To be done: Omit the pictures from the entries below and retype everything else exactly.

Data supplied:
━━━━━━

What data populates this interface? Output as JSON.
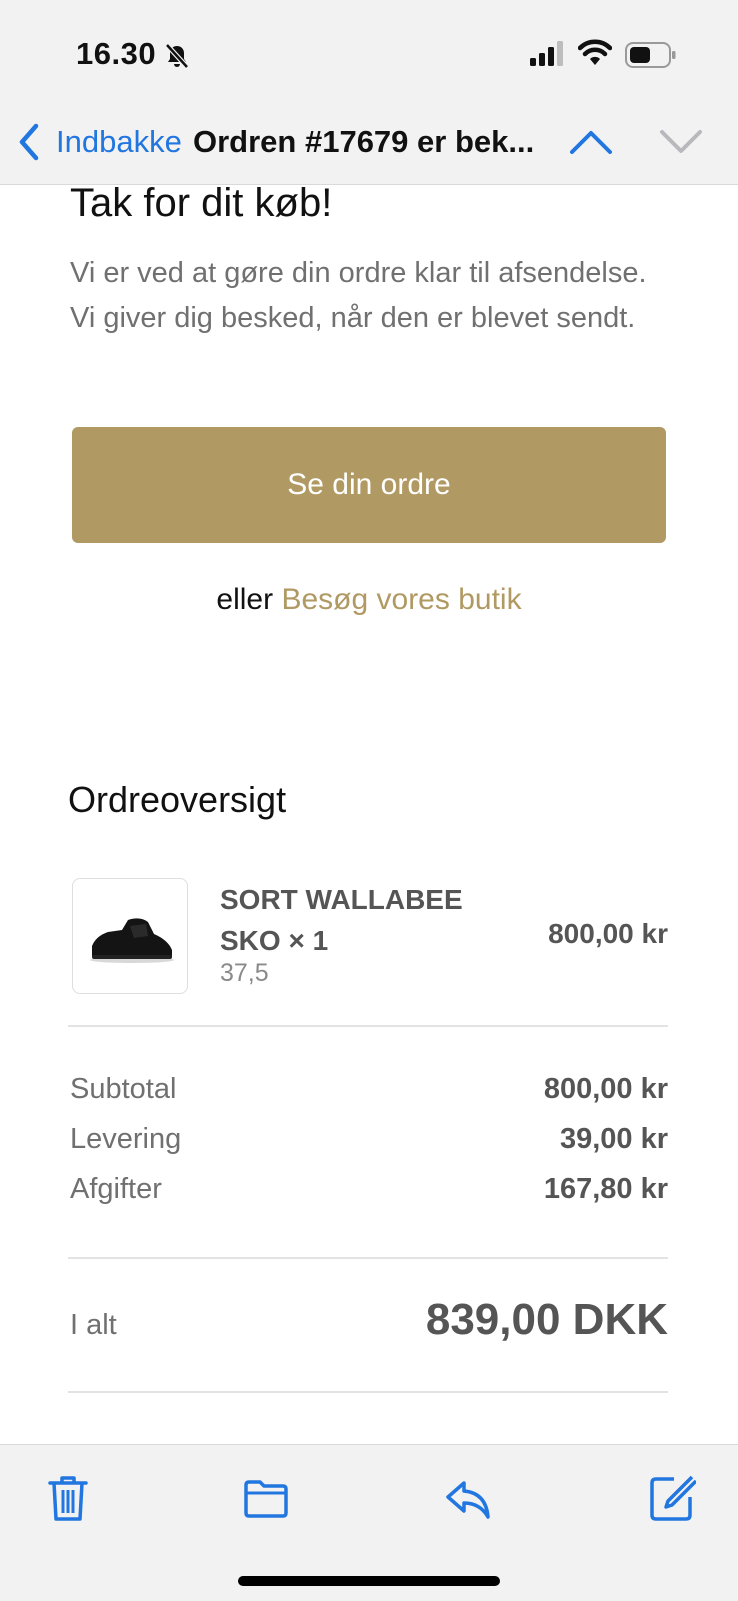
{
  "status_bar": {
    "time": "16.30"
  },
  "nav": {
    "back_label": "Indbakke",
    "title": "Ordren #17679 er bek..."
  },
  "email": {
    "heading": "Tak for dit køb!",
    "body": "Vi er ved at gøre din ordre klar til afsendelse. Vi giver dig besked, når den er blevet sendt.",
    "cta_label": "Se din ordre",
    "or_text": "eller",
    "store_link": "Besøg vores butik",
    "summary_title": "Ordreoversigt",
    "product": {
      "name": "SORT WALLABEE SKO × 1",
      "variant": "37,5",
      "price": "800,00 kr"
    },
    "totals": {
      "subtotal_label": "Subtotal",
      "subtotal_value": "800,00 kr",
      "shipping_label": "Levering",
      "shipping_value": "39,00 kr",
      "tax_label": "Afgifter",
      "tax_value": "167,80 kr",
      "total_label": "I alt",
      "total_value": "839,00 DKK"
    }
  },
  "colors": {
    "accent_blue": "#2176e0",
    "brand_gold": "#b09962"
  },
  "icons": {
    "toolbar": [
      "trash-icon",
      "folder-icon",
      "reply-icon",
      "compose-icon"
    ]
  }
}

━━━━━━

Solution to this task:
What data populates this interface? Output as JSON.
{
  "status_bar": {
    "time": "16.30"
  },
  "nav": {
    "back_label": "Indbakke",
    "title": "Ordren #17679 er bek..."
  },
  "email": {
    "heading": "Tak for dit køb!",
    "body": "Vi er ved at gøre din ordre klar til afsendelse. Vi giver dig besked, når den er blevet sendt.",
    "cta_label": "Se din ordre",
    "or_text": "eller",
    "store_link": "Besøg vores butik",
    "summary_title": "Ordreoversigt",
    "product": {
      "name": "SORT WALLABEE SKO × 1",
      "variant": "37,5",
      "price": "800,00 kr"
    },
    "totals": {
      "subtotal_label": "Subtotal",
      "subtotal_value": "800,00 kr",
      "shipping_label": "Levering",
      "shipping_value": "39,00 kr",
      "tax_label": "Afgifter",
      "tax_value": "167,80 kr",
      "total_label": "I alt",
      "total_value": "839,00 DKK"
    }
  },
  "colors": {
    "accent_blue": "#2176e0",
    "brand_gold": "#b09962"
  },
  "icons": {
    "toolbar": [
      "trash-icon",
      "folder-icon",
      "reply-icon",
      "compose-icon"
    ]
  }
}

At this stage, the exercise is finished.